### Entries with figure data
--------------------

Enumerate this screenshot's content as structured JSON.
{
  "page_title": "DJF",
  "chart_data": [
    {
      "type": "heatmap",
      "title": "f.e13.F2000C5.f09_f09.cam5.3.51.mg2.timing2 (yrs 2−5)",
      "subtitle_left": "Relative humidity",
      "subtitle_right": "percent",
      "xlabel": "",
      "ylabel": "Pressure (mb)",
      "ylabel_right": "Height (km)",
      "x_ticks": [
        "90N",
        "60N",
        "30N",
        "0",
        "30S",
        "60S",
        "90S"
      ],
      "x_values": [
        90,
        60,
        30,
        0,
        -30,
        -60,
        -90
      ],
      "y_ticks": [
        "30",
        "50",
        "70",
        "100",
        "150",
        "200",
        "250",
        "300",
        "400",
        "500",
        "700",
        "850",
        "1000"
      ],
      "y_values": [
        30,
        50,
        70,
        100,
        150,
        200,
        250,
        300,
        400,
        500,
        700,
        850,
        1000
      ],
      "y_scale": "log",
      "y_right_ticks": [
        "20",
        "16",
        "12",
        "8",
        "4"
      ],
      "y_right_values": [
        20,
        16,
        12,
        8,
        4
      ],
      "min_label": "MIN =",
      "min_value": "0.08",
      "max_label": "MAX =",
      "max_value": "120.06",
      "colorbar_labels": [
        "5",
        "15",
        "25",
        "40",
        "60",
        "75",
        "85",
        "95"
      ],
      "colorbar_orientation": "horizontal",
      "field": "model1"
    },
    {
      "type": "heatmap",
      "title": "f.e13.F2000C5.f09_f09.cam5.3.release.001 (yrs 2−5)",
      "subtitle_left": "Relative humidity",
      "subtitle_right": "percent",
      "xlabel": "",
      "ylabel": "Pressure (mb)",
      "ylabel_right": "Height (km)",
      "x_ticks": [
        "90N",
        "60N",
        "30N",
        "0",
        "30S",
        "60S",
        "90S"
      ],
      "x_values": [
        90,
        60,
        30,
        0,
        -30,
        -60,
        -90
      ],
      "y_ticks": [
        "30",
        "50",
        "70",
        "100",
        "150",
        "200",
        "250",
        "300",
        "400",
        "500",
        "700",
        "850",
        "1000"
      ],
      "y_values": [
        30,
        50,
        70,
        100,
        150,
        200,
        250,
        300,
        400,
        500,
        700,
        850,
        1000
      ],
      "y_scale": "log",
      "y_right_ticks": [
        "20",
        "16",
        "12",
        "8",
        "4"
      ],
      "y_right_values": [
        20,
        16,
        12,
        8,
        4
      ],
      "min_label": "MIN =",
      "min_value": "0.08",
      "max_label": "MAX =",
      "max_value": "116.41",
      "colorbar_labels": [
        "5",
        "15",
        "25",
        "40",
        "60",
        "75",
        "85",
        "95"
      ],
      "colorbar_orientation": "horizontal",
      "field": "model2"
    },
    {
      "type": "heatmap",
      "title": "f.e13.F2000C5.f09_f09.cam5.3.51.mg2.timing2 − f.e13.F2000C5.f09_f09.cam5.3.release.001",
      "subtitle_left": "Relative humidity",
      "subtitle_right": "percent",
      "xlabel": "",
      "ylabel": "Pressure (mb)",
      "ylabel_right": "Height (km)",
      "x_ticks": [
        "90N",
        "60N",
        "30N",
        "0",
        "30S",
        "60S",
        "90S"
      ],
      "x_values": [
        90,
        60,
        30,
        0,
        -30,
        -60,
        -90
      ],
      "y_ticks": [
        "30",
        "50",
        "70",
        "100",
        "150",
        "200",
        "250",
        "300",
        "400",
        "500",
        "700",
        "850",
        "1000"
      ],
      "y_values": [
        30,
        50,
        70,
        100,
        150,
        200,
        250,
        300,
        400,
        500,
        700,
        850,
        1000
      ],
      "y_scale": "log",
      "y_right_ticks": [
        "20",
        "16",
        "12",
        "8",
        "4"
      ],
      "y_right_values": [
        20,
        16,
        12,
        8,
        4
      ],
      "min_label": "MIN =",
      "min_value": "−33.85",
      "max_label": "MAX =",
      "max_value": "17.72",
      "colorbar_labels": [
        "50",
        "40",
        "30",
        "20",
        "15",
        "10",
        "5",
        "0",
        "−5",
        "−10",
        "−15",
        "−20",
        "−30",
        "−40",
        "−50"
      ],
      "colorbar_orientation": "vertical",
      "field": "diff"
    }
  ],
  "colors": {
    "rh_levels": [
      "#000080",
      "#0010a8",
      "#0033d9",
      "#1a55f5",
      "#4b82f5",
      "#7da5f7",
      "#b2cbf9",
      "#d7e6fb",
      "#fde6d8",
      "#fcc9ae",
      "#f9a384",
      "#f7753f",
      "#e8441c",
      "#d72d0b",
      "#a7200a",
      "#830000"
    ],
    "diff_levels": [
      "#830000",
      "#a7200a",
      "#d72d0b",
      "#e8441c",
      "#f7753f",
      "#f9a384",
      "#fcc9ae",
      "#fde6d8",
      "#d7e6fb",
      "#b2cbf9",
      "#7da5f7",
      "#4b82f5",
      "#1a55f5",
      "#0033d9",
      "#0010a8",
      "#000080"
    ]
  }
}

--------------------

### Exercise
Copy all lines of the material above where the string "field" occurs.

### Correct result
      "field": "model1"
      "field": "model2"
      "field": "diff"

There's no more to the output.